(Records excerpted from a collection)
^^^^^^^^

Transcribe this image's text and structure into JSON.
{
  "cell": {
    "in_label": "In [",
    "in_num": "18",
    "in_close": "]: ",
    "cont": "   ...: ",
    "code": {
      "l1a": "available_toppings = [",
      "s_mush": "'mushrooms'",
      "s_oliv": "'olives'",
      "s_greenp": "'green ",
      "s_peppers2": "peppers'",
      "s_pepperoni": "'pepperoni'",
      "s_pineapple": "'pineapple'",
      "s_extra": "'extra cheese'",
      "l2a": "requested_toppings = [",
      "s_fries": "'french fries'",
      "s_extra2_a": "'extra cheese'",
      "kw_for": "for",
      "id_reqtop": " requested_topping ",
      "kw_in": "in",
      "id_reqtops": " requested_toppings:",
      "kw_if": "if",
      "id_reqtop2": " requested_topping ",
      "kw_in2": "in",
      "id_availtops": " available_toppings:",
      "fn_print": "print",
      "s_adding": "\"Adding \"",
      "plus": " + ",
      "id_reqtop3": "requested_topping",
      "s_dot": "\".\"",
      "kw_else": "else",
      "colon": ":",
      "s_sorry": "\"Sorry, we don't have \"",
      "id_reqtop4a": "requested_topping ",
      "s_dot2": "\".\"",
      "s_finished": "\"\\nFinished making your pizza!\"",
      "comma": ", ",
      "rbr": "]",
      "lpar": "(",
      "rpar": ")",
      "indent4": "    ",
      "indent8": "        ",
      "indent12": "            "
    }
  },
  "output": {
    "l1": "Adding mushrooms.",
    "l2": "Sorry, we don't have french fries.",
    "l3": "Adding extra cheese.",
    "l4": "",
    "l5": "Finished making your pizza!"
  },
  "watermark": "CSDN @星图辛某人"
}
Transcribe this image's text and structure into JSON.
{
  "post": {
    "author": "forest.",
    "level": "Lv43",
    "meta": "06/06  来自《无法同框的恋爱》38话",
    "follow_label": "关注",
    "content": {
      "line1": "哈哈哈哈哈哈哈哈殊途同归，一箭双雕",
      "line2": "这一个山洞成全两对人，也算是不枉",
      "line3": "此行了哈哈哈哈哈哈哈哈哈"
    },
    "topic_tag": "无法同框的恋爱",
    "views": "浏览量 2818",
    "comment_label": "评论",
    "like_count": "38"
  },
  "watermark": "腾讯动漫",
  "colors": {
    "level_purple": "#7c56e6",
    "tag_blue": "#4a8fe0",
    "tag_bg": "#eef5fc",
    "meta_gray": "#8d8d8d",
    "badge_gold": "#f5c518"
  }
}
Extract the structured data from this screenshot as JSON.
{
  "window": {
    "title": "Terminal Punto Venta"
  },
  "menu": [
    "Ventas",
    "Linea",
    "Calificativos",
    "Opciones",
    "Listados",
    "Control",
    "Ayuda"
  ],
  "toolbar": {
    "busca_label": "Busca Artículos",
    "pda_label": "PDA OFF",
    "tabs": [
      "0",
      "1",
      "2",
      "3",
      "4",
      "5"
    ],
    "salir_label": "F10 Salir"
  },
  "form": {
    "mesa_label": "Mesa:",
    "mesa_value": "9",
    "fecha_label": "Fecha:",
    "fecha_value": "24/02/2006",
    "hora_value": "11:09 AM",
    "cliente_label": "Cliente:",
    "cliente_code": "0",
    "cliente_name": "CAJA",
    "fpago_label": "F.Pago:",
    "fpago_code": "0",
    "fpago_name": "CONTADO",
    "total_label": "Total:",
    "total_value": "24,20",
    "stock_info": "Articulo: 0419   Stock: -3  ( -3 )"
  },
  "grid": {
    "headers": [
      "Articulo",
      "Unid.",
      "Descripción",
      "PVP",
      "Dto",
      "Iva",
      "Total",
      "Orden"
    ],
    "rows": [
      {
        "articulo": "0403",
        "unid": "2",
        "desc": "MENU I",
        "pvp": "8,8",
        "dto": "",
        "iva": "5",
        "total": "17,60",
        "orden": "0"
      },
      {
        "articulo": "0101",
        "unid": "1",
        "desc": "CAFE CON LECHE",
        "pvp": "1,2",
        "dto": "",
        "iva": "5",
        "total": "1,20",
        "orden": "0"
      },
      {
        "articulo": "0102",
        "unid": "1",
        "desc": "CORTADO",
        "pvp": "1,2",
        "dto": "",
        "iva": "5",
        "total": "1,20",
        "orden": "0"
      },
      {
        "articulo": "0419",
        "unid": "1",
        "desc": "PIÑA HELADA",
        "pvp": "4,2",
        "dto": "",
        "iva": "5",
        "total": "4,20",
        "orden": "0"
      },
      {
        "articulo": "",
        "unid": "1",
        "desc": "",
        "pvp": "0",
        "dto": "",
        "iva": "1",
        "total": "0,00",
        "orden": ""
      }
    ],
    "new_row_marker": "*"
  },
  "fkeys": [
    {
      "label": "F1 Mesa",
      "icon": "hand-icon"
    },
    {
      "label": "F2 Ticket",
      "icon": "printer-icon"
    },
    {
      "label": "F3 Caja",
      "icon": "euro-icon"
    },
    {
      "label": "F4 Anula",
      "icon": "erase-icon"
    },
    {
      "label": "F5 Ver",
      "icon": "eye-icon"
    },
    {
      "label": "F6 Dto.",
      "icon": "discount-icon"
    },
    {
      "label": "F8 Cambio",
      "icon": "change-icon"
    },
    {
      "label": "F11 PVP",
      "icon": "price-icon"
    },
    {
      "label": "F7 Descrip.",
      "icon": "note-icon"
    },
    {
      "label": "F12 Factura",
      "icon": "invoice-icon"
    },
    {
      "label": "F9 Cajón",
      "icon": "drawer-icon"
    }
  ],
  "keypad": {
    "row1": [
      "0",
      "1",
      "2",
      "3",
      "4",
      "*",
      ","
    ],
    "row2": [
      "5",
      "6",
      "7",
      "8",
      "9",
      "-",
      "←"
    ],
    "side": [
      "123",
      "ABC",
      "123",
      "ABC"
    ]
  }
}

^^^^^^^^

Exercise prompt
Give the entries again in full, exactly as they are written.

Correct output
Transcribe this image's text and structure into JSON.
{
  "cell": {
    "in_label": "In [",
    "in_num": "18",
    "in_close": "]: ",
    "cont": "   ...: ",
    "code": {
      "l1a": "available_toppings = [",
      "s_mush": "'mushrooms'",
      "s_oliv": "'olives'",
      "s_greenp": "'green ",
      "s_peppers2": "peppers'",
      "s_pepperoni": "'pepperoni'",
      "s_pineapple": "'pineapple'",
      "s_extra": "'extra cheese'",
      "l2a": "requested_toppings = [",
      "s_fries": "'french fries'",
      "s_extra2_a": "'extra cheese'",
      "kw_for": "for",
      "id_reqtop": " requested_topping ",
      "kw_in": "in",
      "id_reqtops": " requested_toppings:",
      "kw_if": "if",
      "id_reqtop2": " requested_topping ",
      "kw_in2": "in",
      "id_availtops": " available_toppings:",
      "fn_print": "print",
      "s_adding": "\"Adding \"",
      "plus": " + ",
      "id_reqtop3": "requested_topping",
      "s_dot": "\".\"",
      "kw_else": "else",
      "colon": ":",
      "s_sorry": "\"Sorry, we don't have \"",
      "id_reqtop4a": "requested_topping ",
      "s_dot2": "\".\"",
      "s_finished": "\"\\nFinished making your pizza!\"",
      "comma": ", ",
      "rbr": "]",
      "lpar": "(",
      "rpar": ")",
      "indent4": "    ",
      "indent8": "        ",
      "indent12": "            "
    }
  },
  "output": {
    "l1": "Adding mushrooms.",
    "l2": "Sorry, we don't have french fries.",
    "l3": "Adding extra cheese.",
    "l4": "",
    "l5": "Finished making your pizza!"
  },
  "watermark": "CSDN @星图辛某人"
}
Transcribe this image's text and structure into JSON.
{
  "post": {
    "author": "forest.",
    "level": "Lv43",
    "meta": "06/06  来自《无法同框的恋爱》38话",
    "follow_label": "关注",
    "content": {
      "line1": "哈哈哈哈哈哈哈哈殊途同归，一箭双雕",
      "line2": "这一个山洞成全两对人，也算是不枉",
      "line3": "此行了哈哈哈哈哈哈哈哈哈"
    },
    "topic_tag": "无法同框的恋爱",
    "views": "浏览量 2818",
    "comment_label": "评论",
    "like_count": "38"
  },
  "watermark": "腾讯动漫",
  "colors": {
    "level_purple": "#7c56e6",
    "tag_blue": "#4a8fe0",
    "tag_bg": "#eef5fc",
    "meta_gray": "#8d8d8d",
    "badge_gold": "#f5c518"
  }
}
Extract the structured data from this screenshot as JSON.
{
  "window": {
    "title": "Terminal Punto Venta"
  },
  "menu": [
    "Ventas",
    "Linea",
    "Calificativos",
    "Opciones",
    "Listados",
    "Control",
    "Ayuda"
  ],
  "toolbar": {
    "busca_label": "Busca Artículos",
    "pda_label": "PDA OFF",
    "tabs": [
      "0",
      "1",
      "2",
      "3",
      "4",
      "5"
    ],
    "salir_label": "F10 Salir"
  },
  "form": {
    "mesa_label": "Mesa:",
    "mesa_value": "9",
    "fecha_label": "Fecha:",
    "fecha_value": "24/02/2006",
    "hora_value": "11:09 AM",
    "cliente_label": "Cliente:",
    "cliente_code": "0",
    "cliente_name": "CAJA",
    "fpago_label": "F.Pago:",
    "fpago_code": "0",
    "fpago_name": "CONTADO",
    "total_label": "Total:",
    "total_value": "24,20",
    "stock_info": "Articulo: 0419   Stock: -3  ( -3 )"
  },
  "grid": {
    "headers": [
      "Articulo",
      "Unid.",
      "Descripción",
      "PVP",
      "Dto",
      "Iva",
      "Total",
      "Orden"
    ],
    "rows": [
      {
        "articulo": "0403",
        "unid": "2",
        "desc": "MENU I",
        "pvp": "8,8",
        "dto": "",
        "iva": "5",
        "total": "17,60",
        "orden": "0"
      },
      {
        "articulo": "0101",
        "unid": "1",
        "desc": "CAFE CON LECHE",
        "pvp": "1,2",
        "dto": "",
        "iva": "5",
        "total": "1,20",
        "orden": "0"
      },
      {
        "articulo": "0102",
        "unid": "1",
        "desc": "CORTADO",
        "pvp": "1,2",
        "dto": "",
        "iva": "5",
        "total": "1,20",
        "orden": "0"
      },
      {
        "articulo": "0419",
        "unid": "1",
        "desc": "PIÑA HELADA",
        "pvp": "4,2",
        "dto": "",
        "iva": "5",
        "total": "4,20",
        "orden": "0"
      },
      {
        "articulo": "",
        "unid": "1",
        "desc": "",
        "pvp": "0",
        "dto": "",
        "iva": "1",
        "total": "0,00",
        "orden": ""
      }
    ],
    "new_row_marker": "*"
  },
  "fkeys": [
    {
      "label": "F1 Mesa",
      "icon": "hand-icon"
    },
    {
      "label": "F2 Ticket",
      "icon": "printer-icon"
    },
    {
      "label": "F3 Caja",
      "icon": "euro-icon"
    },
    {
      "label": "F4 Anula",
      "icon": "erase-icon"
    },
    {
      "label": "F5 Ver",
      "icon": "eye-icon"
    },
    {
      "label": "F6 Dto.",
      "icon": "discount-icon"
    },
    {
      "label": "F8 Cambio",
      "icon": "change-icon"
    },
    {
      "label": "F11 PVP",
      "icon": "price-icon"
    },
    {
      "label": "F7 Descrip.",
      "icon": "note-icon"
    },
    {
      "label": "F12 Factura",
      "icon": "invoice-icon"
    },
    {
      "label": "F9 Cajón",
      "icon": "drawer-icon"
    }
  ],
  "keypad": {
    "row1": [
      "0",
      "1",
      "2",
      "3",
      "4",
      "*",
      ","
    ],
    "row2": [
      "5",
      "6",
      "7",
      "8",
      "9",
      "-",
      "←"
    ],
    "side": [
      "123",
      "ABC",
      "123",
      "ABC"
    ]
  }
}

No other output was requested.